Excerpt provided:
Wednesday, June 22, 2011

The Horde (2009) If They Don't Kill Each Other First

You remember those trailers from movies that featured two unlikely allies who must accomplish some goal "if they don't kill each other first"?  My friends and I used to riff on it quite often - "Hey, they're heading down to the bar...if they don't kill each other first."  Pure hilarity, I'm tellin' you.

Well, that whole notion is the basis of the French zombie action film, 2009's The Horde.  Directed by Yannick Dahan and Benjamin Rocher in their feature film debut, the basic plot is pretty straightforward.  In France, a group of cops who refer to themselves as a family unit, decide to take revenge on a Nigerian drug lord who has killed one colleague, and kidnapped another.  They're on an unsanctioned mission of vengeance, quietly storming the high-rise tenement building where the drug lord is based.  The raid doesn't go well, and the police are quickly held at the mercy of the bad guys.  Within minutes, the building is under siege by the titular horde of undead.  It's happening inside, too, as the kidnapped cop revives and attacks after being shot multiple times.  The zombies themselves have the origin characteristics of early Romero undead (don't have to be bitten, just be dead to revive) and the physical attributes of the mad runners of 28 Days Later (they're hungry and fast).  What brought on this undead virus is never revealed.  The important thing is you have two groups of people who couldn't be more different throwing those differences out the window to feed their instinct for survival.  Their goal is to get out of the building and escape the horde, but you know as well as I do, that ain't happening as easy as they think.  The rest of the film is their attempt at escape, with the building, the zombies, and each other as enemies.

While as a whole, the movie rates as "pretty good" in my opinion, it's the parts that make up the sum that stand out to me.  The action drives the relationships, and so the focus is there, unlike most zombie films where characterization is ranked higher.  I would daresay that this is more of an action movie than a horror movie, the way I see it.  There are stretches where scenes drag on a little too long, but the action is fast and furious.  And no, Vin Diesel is not in it.  Getting back to the "parts that make up the sum" thing I mentioned, I wanted to note that there were are scenes and moments that really made those parts enjoyable.

Material shown:
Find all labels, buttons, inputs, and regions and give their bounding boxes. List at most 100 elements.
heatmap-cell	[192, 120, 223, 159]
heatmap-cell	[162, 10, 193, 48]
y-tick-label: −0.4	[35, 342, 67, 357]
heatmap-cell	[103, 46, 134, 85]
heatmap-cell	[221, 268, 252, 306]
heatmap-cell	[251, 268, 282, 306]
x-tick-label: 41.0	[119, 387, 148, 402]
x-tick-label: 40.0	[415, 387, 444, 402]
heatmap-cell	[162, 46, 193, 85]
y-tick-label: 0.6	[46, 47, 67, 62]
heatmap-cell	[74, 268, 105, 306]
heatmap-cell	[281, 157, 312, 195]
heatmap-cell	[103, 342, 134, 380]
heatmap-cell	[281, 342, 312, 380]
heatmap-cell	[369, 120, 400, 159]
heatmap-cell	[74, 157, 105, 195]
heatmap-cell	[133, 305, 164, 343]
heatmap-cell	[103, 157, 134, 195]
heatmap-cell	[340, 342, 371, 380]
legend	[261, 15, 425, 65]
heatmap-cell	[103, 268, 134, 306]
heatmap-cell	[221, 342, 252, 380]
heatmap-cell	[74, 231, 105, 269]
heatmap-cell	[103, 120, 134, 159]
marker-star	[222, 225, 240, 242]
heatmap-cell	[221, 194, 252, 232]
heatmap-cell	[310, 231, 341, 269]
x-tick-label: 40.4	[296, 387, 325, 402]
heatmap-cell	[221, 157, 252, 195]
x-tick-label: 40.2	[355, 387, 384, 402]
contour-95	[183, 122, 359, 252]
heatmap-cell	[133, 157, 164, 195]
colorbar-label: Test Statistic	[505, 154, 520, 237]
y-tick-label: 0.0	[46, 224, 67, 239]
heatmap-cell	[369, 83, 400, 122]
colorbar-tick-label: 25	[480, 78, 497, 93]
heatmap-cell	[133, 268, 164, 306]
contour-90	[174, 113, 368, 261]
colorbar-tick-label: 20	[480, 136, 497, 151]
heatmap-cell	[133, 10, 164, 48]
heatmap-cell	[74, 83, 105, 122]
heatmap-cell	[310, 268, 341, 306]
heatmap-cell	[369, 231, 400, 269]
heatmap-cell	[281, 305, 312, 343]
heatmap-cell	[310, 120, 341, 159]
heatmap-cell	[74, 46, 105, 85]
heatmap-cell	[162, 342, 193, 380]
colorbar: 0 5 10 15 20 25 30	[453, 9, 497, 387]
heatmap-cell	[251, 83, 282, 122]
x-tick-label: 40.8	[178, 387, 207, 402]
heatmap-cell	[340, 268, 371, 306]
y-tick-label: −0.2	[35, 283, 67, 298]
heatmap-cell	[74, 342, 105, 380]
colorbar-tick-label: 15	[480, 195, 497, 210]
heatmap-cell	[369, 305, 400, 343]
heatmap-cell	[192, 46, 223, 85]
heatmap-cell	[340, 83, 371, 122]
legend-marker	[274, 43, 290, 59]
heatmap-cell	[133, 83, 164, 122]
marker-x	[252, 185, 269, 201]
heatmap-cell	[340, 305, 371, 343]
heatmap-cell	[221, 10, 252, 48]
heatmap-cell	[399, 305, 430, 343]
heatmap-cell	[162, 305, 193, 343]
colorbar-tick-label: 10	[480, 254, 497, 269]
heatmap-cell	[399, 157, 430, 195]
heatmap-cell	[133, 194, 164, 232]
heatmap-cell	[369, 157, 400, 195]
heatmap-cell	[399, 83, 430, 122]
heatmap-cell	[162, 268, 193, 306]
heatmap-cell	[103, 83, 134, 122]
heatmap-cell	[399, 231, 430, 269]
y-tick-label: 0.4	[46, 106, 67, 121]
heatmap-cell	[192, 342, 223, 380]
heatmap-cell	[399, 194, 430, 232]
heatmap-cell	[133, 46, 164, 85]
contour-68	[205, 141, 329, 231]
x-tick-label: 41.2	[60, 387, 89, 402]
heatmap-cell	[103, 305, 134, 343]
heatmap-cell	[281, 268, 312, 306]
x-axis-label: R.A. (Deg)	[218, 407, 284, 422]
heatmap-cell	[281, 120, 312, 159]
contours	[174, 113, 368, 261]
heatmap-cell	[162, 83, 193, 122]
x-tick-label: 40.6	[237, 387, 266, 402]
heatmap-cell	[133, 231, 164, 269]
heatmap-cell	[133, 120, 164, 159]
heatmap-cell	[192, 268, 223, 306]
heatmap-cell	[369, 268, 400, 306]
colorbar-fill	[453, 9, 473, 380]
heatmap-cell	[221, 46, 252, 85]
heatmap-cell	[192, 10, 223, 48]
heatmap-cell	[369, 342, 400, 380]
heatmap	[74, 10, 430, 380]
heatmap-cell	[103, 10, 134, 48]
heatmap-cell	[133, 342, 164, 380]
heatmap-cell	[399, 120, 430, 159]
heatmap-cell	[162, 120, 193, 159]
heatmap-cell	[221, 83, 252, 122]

What you need to do:
[1] Could you set down the passage of The Horde review from "Wednesday, June 22, 2011" to "I'm tellin' you."?
[2] Answer these questions from the review of The Horde:
(a) Who directed the film?
(b) What nationality is the drug lord the cops go after?
(c) Which film's zombies do the undead in The Horde resemble in their physical attributes?
[3] Can you continue the review of The Horde from where it stops?
The lines have nothing to do with the review of The Horde.

Expected outputs:
[1]
Wednesday, June 22, 2011

The Horde (2009) If They Don't Kill Each Other First

You remember those trailers from movies that featured two unlikely allies who must accomplish some goal "if they don't kill each other first"?  My friends and I used to riff on it quite often - "Hey, they're heading down to the bar...if they don't kill each other first."  Pure hilarity, I'm tellin' you.

[2]
(a) Yannick Dahan and Benjamin Rocher.
(b) Nigerian.
(c) 28 Days Later.

[3]
There were a lot of hand-to-hand combat scenes between uninfected and infected.  No martial arts goodness, but some brutal "fighting for my life" kind of fisticuffs.  One hood, Greco (Jo Prestia), finds and completely destroys two zombies using his fists and a small knife.  Completely badass, but only an appetizer for a scene towards the end of the film when heroic cop Ouessem (Jean-Pierre Martins) faces off with a giant-size horde using at first two pistols, then a machete, then his fists in an increasingly-futile battle.  It's riveting and sad and insane at the same time, and really a highlight of the film.

While Ouessem is a great character, for me, the most intriguing character was Adewale, the drug lord.  Eriq Ebouany portrays him with a full spectrum of emotion, from cold killer to protective brother to respectful ally.  He's smart and tough and will do anything to survive, even help his enemies.  His strength is seen on display when his hotheaded brother Bola (Doudou Masta), Greco, and a crazy old soldier they meet named Rene (Yves Pignot) - all hopped up on cocaine - contemplate sexually assaulting a wounded zombie.  While the zombie writhes on the floor and the drugged-up guys stand over her, Adewale's expression is one of horror and anger.  He shoots the zombie in the head, then angrily reminds Bola of their past in Nigeria and hints at something similar that may have happened in their younger lives.

All parts considered, I liked the movie.  The action sequences were very kinetic, the acting was quite good, and I'm going to give points to zombie movies that show a glimpse of the infection's scale in the world.  In this case, it was a dark, panoramic shot of the city burning and it's the punch in the gut to the characters that lets them know, things just got serious.

Until later, my dear readers, remember:  in a zombie apocalypse, we're all in it together.  Except for Fred Phelps and his Westboro nutjobs. I don't want them anywhere near my shelter.